• [YOUR TASK]:
In the records below, change every "legend-marker" to "legend-swatch" and leave all other text as it is. Reproduce the records without the pictures.

• [Layout element annotations]:
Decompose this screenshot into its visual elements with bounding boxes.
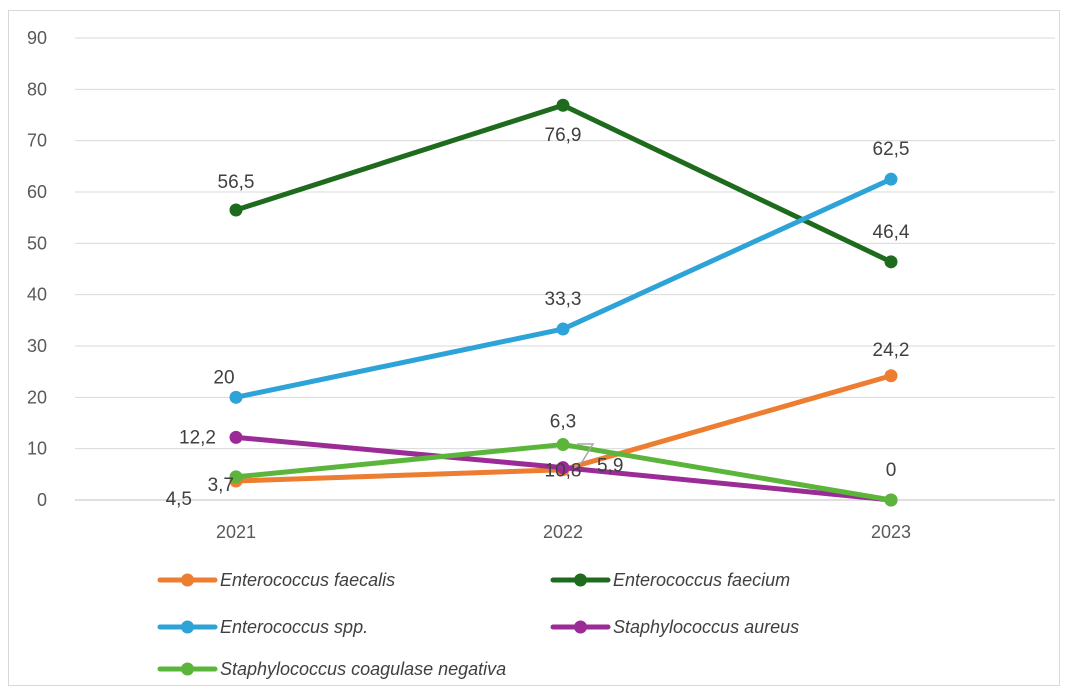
data-point-4-2 <box>884 493 898 507</box>
y-tick-label-80: 80 <box>27 79 47 99</box>
data-labels: 3,7 5,9 24,2 56,5 76,9 46,4 20 33,3 62,5 12,2 6,3 0… <box>166 125 910 510</box>
data-point-2-1 <box>556 322 570 336</box>
x-axis-tick-labels: 2021 2022 2023 <box>216 522 911 542</box>
legend-item-4: Staphylococcus coagulase negativa <box>157 659 506 679</box>
data-point-1-0 <box>229 203 243 217</box>
data-label-2-1: 33,3 <box>545 289 582 310</box>
y-axis-tick-labels: 0 10 20 30 40 50 60 70 80 90 <box>27 28 47 510</box>
legend: Enterococcus faecalis Enterococcus faeciu… <box>157 570 799 679</box>
y-tick-label-0: 0 <box>37 490 47 510</box>
data-point-4-0 <box>229 470 243 484</box>
series-1 <box>229 98 898 269</box>
legend-marker-2 <box>181 620 194 634</box>
data-point-3-0 <box>229 430 243 444</box>
data-label-4-0: 4,5 <box>166 489 192 510</box>
data-point-2-2 <box>884 172 898 186</box>
legend-item-1: Enterococcus faecium <box>550 570 790 590</box>
y-tick-label-20: 20 <box>27 387 47 407</box>
y-tick-label-30: 30 <box>27 336 47 356</box>
legend-label-2: Enterococcus spp. <box>220 617 368 637</box>
data-label-3-2: 0 <box>886 460 897 481</box>
data-label-1-0: 56,5 <box>218 172 255 193</box>
legend-item-3: Staphylococcus aureus <box>550 617 799 637</box>
legend-marker-4 <box>181 662 194 676</box>
data-label-2-2: 62,5 <box>873 139 910 160</box>
y-tick-label-40: 40 <box>27 285 47 305</box>
data-point-3-1 <box>556 461 570 475</box>
data-point-1-2 <box>884 255 898 269</box>
data-label-2-0: 20 <box>213 367 234 388</box>
data-point-4-1 <box>556 438 570 452</box>
legend-label-3: Staphylococcus aureus <box>613 617 799 637</box>
x-tick-label-2023: 2023 <box>871 522 911 542</box>
legend-label-1: Enterococcus faecium <box>613 570 790 590</box>
series-2 <box>229 172 898 404</box>
data-point-1-1 <box>556 98 570 112</box>
data-label-0-2: 24,2 <box>873 340 910 361</box>
legend-item-0: Enterococcus faecalis <box>157 570 395 590</box>
y-tick-label-70: 70 <box>27 131 47 151</box>
data-label-4-1: 10,8 <box>545 461 582 482</box>
data-label-0-0: 3,7 <box>208 475 234 496</box>
data-point-0-2 <box>884 369 898 383</box>
series-group <box>229 98 898 507</box>
data-label-1-2: 46,4 <box>873 222 910 243</box>
legend-label-4: Staphylococcus coagulase negativa <box>220 659 506 679</box>
data-point-2-0 <box>229 390 243 404</box>
legend-label-0: Enterococcus faecalis <box>220 570 395 590</box>
legend-item-2: Enterococcus spp. <box>157 617 368 637</box>
chart-frame <box>8 10 1060 686</box>
data-label-3-1: 6,3 <box>550 412 576 433</box>
x-tick-label-2021: 2021 <box>216 522 256 542</box>
legend-marker-3 <box>574 620 587 634</box>
series-4 <box>229 438 898 507</box>
data-label-3-0: 12,2 <box>179 427 216 448</box>
y-tick-label-60: 60 <box>27 182 47 202</box>
y-tick-label-90: 90 <box>27 28 47 48</box>
x-tick-label-2022: 2022 <box>543 522 583 542</box>
legend-marker-1 <box>574 573 587 587</box>
data-label-0-1: 5,9 <box>597 456 623 477</box>
y-tick-label-10: 10 <box>27 439 47 459</box>
legend-marker-0 <box>181 573 194 587</box>
leader-line <box>573 443 595 469</box>
y-tick-label-50: 50 <box>27 233 47 253</box>
data-label-1-1: 76,9 <box>545 125 582 146</box>
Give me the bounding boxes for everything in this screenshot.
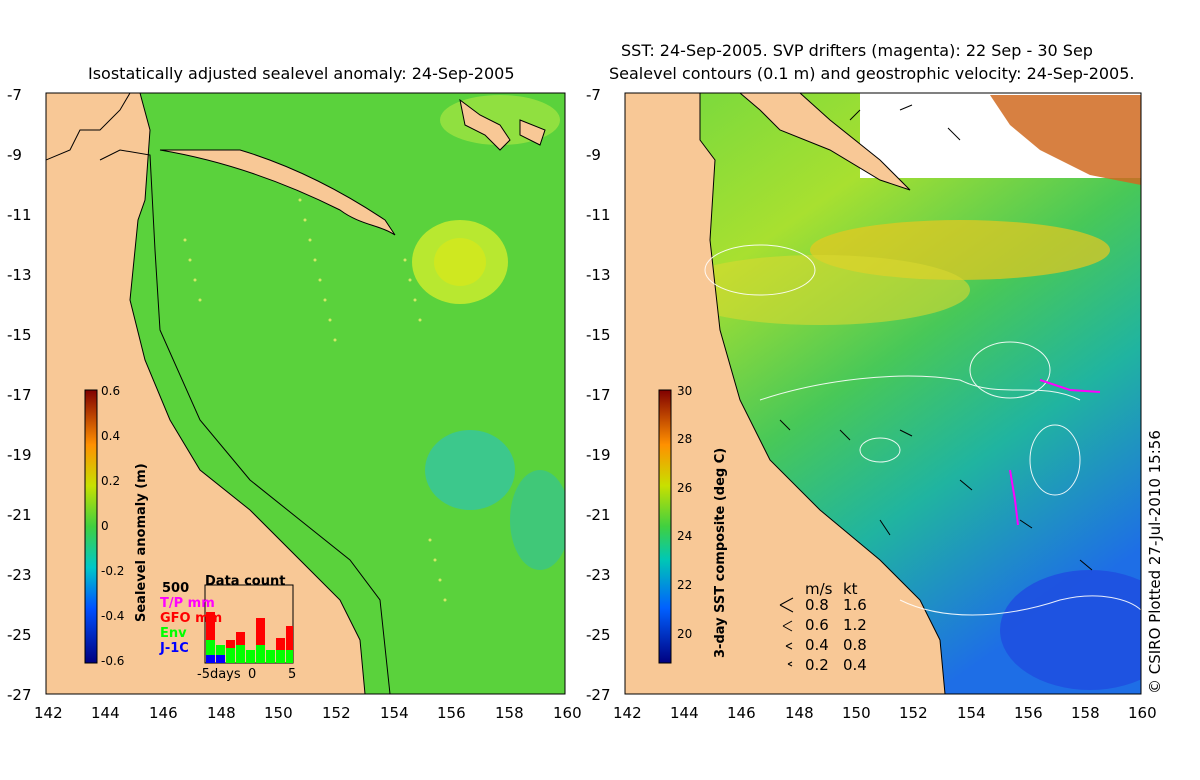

• [COMPLETE ANSWER]:
Decompose this screenshot into its visual elements with bounding boxes.
data-point-4-2 <box>884 493 898 507</box>
y-tick-label-80: 80 <box>27 79 47 99</box>
data-labels: 3,7 5,9 24,2 56,5 76,9 46,4 20 33,3 62,5 12,2 6,3 0… <box>166 125 910 510</box>
data-point-2-1 <box>556 322 570 336</box>
x-axis-tick-labels: 2021 2022 2023 <box>216 522 911 542</box>
legend-item-4: Staphylococcus coagulase negativa <box>157 659 506 679</box>
data-point-1-0 <box>229 203 243 217</box>
data-label-2-1: 33,3 <box>545 289 582 310</box>
y-axis-tick-labels: 0 10 20 30 40 50 60 70 80 90 <box>27 28 47 510</box>
legend: Enterococcus faecalis Enterococcus faeciu… <box>157 570 799 679</box>
y-tick-label-0: 0 <box>37 490 47 510</box>
data-point-4-0 <box>229 470 243 484</box>
series-1 <box>229 98 898 269</box>
legend-swatch-2 <box>181 620 194 634</box>
data-point-3-0 <box>229 430 243 444</box>
data-label-4-0: 4,5 <box>166 489 192 510</box>
data-point-2-2 <box>884 172 898 186</box>
legend-item-1: Enterococcus faecium <box>550 570 790 590</box>
y-tick-label-20: 20 <box>27 387 47 407</box>
y-tick-label-30: 30 <box>27 336 47 356</box>
legend-label-2: Enterococcus spp. <box>220 617 368 637</box>
data-label-3-2: 0 <box>886 460 897 481</box>
data-label-1-0: 56,5 <box>218 172 255 193</box>
legend-item-3: Staphylococcus aureus <box>550 617 799 637</box>
legend-swatch-4 <box>181 662 194 676</box>
data-label-2-2: 62,5 <box>873 139 910 160</box>
y-tick-label-40: 40 <box>27 285 47 305</box>
data-point-3-1 <box>556 461 570 475</box>
data-point-1-2 <box>884 255 898 269</box>
data-label-2-0: 20 <box>213 367 234 388</box>
data-point-4-1 <box>556 438 570 452</box>
legend-label-3: Staphylococcus aureus <box>613 617 799 637</box>
x-tick-label-2023: 2023 <box>871 522 911 542</box>
legend-label-1: Enterococcus faecium <box>613 570 790 590</box>
series-2 <box>229 172 898 404</box>
data-point-1-1 <box>556 98 570 112</box>
data-label-0-2: 24,2 <box>873 340 910 361</box>
legend-item-0: Enterococcus faecalis <box>157 570 395 590</box>
y-tick-label-70: 70 <box>27 131 47 151</box>
data-label-4-1: 10,8 <box>545 461 582 482</box>
data-label-0-0: 3,7 <box>208 475 234 496</box>
data-point-0-2 <box>884 369 898 383</box>
series-group <box>229 98 898 507</box>
data-label-1-2: 46,4 <box>873 222 910 243</box>
legend-label-4: Staphylococcus coagulase negativa <box>220 659 506 679</box>
data-point-2-0 <box>229 390 243 404</box>
legend-label-0: Enterococcus faecalis <box>220 570 395 590</box>
legend-item-2: Enterococcus spp. <box>157 617 368 637</box>
chart-frame <box>8 10 1060 686</box>
data-label-3-1: 6,3 <box>550 412 576 433</box>
x-tick-label-2021: 2021 <box>216 522 256 542</box>
legend-swatch-3 <box>574 620 587 634</box>
series-4 <box>229 438 898 507</box>
data-label-3-0: 12,2 <box>179 427 216 448</box>
y-tick-label-60: 60 <box>27 182 47 202</box>
y-tick-label-90: 90 <box>27 28 47 48</box>
x-tick-label-2022: 2022 <box>543 522 583 542</box>
legend-swatch-1 <box>574 573 587 587</box>
data-label-0-1: 5,9 <box>597 456 623 477</box>
y-tick-label-10: 10 <box>27 439 47 459</box>
legend-swatch-0 <box>181 573 194 587</box>
leader-line <box>573 443 595 469</box>
y-tick-label-50: 50 <box>27 233 47 253</box>
data-label-1-1: 76,9 <box>545 125 582 146</box>
Give me the bounding boxes for everything in this screenshot.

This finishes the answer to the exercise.